>>
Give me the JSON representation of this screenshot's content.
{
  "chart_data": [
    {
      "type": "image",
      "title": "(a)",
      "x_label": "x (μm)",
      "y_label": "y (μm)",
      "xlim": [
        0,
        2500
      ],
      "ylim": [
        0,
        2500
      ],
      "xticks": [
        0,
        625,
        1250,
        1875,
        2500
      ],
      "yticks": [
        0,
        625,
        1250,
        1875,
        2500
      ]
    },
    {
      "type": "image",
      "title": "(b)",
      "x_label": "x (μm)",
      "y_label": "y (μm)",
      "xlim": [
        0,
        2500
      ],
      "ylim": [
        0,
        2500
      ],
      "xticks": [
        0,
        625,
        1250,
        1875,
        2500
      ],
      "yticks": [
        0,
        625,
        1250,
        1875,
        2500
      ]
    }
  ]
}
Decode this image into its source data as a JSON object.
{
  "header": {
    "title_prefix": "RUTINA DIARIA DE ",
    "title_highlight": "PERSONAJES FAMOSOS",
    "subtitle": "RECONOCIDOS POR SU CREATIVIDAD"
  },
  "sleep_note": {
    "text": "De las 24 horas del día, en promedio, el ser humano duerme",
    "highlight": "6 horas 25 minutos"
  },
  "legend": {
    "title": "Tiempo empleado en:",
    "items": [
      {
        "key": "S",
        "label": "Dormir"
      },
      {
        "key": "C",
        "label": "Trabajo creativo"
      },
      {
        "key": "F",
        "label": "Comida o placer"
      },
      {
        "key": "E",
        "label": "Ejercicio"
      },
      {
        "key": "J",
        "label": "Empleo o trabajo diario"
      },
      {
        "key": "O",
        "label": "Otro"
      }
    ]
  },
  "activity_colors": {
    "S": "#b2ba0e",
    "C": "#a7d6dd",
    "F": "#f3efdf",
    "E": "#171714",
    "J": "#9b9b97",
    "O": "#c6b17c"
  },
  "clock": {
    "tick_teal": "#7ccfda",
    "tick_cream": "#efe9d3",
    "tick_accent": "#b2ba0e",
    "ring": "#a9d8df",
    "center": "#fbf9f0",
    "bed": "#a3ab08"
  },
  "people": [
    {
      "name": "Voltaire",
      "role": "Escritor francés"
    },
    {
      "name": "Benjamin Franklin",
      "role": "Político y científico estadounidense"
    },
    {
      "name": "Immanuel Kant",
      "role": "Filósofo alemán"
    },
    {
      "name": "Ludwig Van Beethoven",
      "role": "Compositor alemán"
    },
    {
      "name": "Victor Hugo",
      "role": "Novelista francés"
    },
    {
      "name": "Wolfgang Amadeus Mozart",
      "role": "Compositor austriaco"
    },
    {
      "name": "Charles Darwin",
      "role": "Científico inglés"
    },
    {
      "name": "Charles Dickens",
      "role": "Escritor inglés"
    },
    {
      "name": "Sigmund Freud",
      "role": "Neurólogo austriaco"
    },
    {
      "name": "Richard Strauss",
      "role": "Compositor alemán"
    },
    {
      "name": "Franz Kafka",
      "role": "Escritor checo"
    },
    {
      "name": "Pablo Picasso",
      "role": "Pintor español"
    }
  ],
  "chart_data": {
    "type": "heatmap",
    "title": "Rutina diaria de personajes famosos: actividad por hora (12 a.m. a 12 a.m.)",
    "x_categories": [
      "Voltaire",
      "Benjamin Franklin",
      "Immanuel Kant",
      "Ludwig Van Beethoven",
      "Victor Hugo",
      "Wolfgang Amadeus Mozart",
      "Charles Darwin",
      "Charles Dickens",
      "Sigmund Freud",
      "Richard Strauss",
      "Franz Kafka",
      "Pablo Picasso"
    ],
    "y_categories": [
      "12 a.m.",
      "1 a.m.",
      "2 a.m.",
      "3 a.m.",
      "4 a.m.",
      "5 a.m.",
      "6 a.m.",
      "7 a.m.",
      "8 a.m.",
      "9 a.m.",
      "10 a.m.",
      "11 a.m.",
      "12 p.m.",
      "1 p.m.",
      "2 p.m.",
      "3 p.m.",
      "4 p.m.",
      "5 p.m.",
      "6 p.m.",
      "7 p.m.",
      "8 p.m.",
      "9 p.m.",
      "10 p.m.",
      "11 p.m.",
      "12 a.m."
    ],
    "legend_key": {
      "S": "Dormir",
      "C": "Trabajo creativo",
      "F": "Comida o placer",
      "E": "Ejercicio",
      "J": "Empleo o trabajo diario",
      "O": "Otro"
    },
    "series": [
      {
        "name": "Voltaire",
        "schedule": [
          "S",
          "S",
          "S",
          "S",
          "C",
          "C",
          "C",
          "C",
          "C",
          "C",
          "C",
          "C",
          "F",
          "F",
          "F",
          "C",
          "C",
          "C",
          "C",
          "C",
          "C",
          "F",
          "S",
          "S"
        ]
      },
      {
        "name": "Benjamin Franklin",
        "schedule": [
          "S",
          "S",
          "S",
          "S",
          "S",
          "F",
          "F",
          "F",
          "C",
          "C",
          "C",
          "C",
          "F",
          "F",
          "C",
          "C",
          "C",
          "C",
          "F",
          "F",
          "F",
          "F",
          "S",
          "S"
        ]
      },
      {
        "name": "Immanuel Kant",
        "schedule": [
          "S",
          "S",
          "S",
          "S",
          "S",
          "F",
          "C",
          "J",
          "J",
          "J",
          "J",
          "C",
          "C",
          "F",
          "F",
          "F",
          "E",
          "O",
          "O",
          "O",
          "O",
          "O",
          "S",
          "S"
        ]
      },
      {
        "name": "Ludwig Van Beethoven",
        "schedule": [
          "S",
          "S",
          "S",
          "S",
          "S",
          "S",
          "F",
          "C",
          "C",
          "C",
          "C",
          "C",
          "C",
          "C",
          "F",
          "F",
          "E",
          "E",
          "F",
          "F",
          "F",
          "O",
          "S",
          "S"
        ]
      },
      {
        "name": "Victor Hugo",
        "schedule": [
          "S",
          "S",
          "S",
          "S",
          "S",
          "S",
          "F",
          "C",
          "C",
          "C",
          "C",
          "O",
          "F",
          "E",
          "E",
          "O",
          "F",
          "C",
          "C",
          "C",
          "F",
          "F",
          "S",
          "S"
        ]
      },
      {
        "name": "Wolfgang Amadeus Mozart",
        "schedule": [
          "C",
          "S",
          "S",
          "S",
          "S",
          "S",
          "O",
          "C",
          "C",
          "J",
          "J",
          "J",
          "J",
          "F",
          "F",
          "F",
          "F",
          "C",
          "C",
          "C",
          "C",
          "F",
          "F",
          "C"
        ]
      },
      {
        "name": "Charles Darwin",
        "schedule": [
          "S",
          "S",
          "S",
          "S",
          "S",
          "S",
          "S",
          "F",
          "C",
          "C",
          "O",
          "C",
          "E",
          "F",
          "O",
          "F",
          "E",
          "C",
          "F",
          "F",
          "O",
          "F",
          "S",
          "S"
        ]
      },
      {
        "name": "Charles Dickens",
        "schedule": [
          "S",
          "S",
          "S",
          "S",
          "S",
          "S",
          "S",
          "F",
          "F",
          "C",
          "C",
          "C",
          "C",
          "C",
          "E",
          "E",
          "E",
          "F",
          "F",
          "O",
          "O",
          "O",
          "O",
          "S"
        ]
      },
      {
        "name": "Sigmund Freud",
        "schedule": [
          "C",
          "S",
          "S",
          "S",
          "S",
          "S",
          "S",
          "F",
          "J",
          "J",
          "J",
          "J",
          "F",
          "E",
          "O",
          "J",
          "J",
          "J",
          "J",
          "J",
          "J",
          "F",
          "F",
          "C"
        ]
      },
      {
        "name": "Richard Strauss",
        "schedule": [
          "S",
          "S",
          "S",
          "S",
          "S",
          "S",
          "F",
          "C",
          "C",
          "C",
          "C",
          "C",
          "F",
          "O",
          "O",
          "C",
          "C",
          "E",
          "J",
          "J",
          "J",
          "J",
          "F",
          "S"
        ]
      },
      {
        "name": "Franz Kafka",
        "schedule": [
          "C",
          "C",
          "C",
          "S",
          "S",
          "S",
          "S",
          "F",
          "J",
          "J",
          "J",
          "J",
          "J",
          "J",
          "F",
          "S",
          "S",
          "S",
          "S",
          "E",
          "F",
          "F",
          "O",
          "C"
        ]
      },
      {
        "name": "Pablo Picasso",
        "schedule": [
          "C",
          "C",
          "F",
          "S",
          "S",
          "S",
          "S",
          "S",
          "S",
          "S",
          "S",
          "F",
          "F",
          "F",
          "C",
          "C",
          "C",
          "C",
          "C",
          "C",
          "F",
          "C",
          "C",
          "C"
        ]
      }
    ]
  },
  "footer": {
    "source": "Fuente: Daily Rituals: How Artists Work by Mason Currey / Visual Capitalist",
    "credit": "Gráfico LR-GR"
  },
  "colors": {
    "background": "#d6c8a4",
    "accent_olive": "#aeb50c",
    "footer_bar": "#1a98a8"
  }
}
<<
TASK DESCRIPTION →
Copy every line in the records above that contains the word "JSON".

THE OUTPUT →
Give me the JSON representation of this screenshot's content.
Decode this image into its source data as a JSON object.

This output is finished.